Given entries:
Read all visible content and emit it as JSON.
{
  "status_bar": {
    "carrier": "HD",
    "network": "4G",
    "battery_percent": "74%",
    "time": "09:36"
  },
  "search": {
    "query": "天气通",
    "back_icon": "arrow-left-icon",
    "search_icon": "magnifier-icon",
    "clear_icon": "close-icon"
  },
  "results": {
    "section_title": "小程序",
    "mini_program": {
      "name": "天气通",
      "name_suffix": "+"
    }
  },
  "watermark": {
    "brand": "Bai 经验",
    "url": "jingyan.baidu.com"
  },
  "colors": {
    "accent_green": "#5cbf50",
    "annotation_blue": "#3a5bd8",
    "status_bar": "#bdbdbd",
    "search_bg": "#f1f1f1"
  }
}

Task statement: List each line in the listing that contains the string "icon".

Finished answer:
    "back_icon": "arrow-left-icon",
    "search_icon": "magnifier-icon",
    "clear_icon": "close-icon"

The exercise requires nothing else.